╭─ PROVIDED DATA
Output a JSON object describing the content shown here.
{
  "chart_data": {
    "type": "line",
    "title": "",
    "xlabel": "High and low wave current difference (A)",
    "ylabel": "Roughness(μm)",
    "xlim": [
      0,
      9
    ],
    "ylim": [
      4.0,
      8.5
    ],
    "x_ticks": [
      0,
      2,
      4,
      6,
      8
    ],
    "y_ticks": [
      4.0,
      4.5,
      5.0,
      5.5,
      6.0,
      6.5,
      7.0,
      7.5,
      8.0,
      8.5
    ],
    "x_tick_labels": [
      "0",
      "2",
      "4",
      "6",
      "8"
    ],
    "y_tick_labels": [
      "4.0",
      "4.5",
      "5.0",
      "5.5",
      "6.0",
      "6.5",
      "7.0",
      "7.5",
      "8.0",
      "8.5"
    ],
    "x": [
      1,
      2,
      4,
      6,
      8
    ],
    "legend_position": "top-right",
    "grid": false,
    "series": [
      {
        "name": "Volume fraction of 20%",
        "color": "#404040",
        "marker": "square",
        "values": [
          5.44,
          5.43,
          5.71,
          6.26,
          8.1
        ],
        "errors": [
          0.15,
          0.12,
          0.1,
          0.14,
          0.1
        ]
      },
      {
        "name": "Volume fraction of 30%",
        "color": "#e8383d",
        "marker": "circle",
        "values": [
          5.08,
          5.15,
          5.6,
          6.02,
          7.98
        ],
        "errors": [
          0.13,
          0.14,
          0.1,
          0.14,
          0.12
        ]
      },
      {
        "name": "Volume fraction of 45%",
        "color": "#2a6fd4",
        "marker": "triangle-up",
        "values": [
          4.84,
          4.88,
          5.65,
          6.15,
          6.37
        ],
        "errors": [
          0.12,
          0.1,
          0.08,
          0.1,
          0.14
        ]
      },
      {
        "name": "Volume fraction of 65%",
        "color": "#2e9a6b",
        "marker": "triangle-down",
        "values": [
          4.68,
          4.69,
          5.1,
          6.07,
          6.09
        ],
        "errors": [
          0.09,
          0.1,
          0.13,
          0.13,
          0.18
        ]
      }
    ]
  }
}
╰─
- _EXERCISE OBJECTIVE_
Going through the data, tally the lines containing "Volume" and report only the result.

- _RESPONSE_
4